# What the exercise asks
Read the records and gather each line that includes "Painel".

◆ ◆ ◆ ◆ ◆

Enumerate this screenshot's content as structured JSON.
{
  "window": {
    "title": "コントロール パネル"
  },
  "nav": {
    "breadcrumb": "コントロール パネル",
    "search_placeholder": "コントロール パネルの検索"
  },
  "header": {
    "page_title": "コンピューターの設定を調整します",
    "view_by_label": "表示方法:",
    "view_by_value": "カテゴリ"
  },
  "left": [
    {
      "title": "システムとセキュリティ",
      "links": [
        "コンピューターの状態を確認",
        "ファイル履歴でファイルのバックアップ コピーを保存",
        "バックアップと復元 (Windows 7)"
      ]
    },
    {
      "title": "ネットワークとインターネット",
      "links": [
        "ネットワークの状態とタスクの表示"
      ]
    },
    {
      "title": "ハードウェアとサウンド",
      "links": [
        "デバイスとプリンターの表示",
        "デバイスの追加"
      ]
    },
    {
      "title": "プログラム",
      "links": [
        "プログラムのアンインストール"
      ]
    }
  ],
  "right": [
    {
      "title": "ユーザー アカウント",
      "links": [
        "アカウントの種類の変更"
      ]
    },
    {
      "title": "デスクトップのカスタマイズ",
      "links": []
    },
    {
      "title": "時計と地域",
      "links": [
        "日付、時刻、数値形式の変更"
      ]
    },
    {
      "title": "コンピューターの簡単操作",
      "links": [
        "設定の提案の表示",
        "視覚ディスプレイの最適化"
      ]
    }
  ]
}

◆ ◆ ◆ ◆ ◆

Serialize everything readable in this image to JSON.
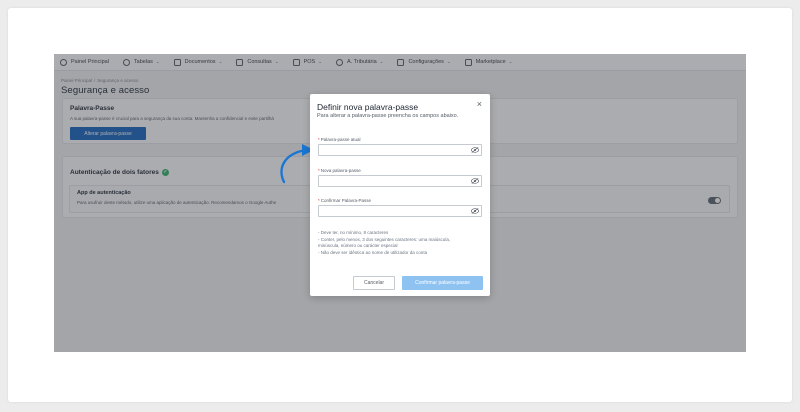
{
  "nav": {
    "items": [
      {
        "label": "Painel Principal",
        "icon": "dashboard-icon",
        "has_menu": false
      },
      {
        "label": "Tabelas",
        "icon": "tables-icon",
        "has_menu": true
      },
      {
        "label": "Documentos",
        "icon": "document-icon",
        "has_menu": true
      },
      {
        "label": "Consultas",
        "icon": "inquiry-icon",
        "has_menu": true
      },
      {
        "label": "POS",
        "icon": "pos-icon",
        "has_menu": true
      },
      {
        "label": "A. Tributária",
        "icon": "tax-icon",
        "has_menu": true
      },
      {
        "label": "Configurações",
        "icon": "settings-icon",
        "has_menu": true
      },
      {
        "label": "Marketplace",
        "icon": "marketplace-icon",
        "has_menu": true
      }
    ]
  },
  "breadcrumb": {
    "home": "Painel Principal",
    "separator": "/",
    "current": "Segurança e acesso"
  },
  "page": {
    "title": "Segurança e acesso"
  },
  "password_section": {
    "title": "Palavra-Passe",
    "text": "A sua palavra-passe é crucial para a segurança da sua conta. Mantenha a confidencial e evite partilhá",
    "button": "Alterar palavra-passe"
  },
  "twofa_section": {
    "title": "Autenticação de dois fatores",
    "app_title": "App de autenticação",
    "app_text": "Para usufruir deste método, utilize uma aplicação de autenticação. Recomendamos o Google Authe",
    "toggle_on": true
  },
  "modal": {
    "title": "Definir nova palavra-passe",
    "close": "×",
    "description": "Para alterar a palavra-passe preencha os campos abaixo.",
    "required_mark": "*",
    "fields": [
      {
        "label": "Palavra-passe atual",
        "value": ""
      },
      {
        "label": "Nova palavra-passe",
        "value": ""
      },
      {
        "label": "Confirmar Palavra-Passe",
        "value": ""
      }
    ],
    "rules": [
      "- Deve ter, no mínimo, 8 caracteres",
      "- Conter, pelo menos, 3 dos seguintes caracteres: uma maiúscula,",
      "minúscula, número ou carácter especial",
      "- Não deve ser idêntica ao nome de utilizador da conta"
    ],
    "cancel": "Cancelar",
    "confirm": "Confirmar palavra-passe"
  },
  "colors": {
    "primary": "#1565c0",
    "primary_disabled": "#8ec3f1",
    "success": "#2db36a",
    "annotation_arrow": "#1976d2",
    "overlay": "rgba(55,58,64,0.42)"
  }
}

◆ ◆ ◆ ◆ ◆

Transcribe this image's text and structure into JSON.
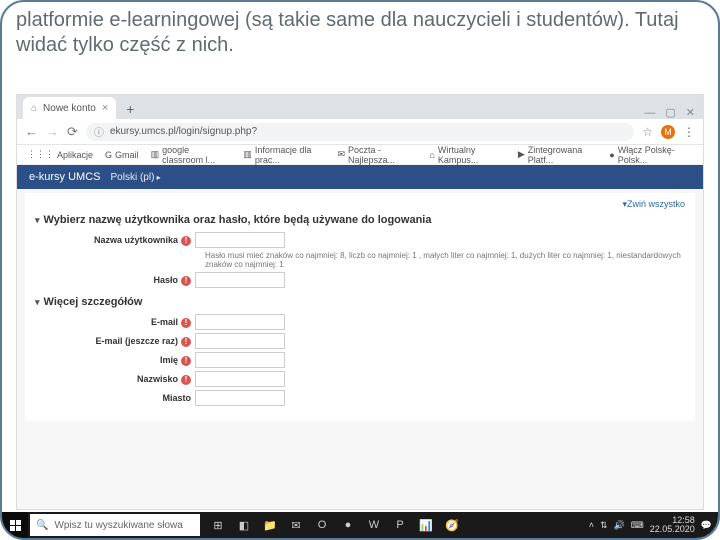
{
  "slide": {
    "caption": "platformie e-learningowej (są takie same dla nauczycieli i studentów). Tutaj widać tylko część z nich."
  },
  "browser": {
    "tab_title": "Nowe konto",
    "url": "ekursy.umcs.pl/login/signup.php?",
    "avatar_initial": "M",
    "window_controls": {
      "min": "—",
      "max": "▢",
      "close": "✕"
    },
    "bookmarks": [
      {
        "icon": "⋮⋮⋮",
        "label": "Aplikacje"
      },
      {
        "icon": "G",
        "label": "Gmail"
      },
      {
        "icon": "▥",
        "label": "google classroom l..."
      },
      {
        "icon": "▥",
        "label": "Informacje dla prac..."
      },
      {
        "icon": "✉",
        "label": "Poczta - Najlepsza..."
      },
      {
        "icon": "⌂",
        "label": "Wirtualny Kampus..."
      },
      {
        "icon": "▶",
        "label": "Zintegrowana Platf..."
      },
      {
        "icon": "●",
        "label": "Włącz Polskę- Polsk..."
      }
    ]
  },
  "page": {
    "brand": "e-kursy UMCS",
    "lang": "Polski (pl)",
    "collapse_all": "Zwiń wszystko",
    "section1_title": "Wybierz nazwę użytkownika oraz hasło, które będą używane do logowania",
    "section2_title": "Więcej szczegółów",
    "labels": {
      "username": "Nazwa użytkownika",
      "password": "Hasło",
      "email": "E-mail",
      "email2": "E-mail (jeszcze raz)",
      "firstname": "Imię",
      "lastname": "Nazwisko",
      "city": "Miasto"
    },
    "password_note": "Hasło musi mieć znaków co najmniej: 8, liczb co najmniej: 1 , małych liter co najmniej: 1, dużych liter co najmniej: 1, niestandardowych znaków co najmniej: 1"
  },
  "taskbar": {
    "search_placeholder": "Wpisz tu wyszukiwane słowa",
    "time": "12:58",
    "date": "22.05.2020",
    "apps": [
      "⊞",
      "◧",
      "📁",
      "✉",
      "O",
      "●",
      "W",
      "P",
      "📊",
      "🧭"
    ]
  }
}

◆ ◆ ◆ ◆ ◆

# Answer to the exercise
        "label": "Painel Principal",
    "home": "Painel Principal",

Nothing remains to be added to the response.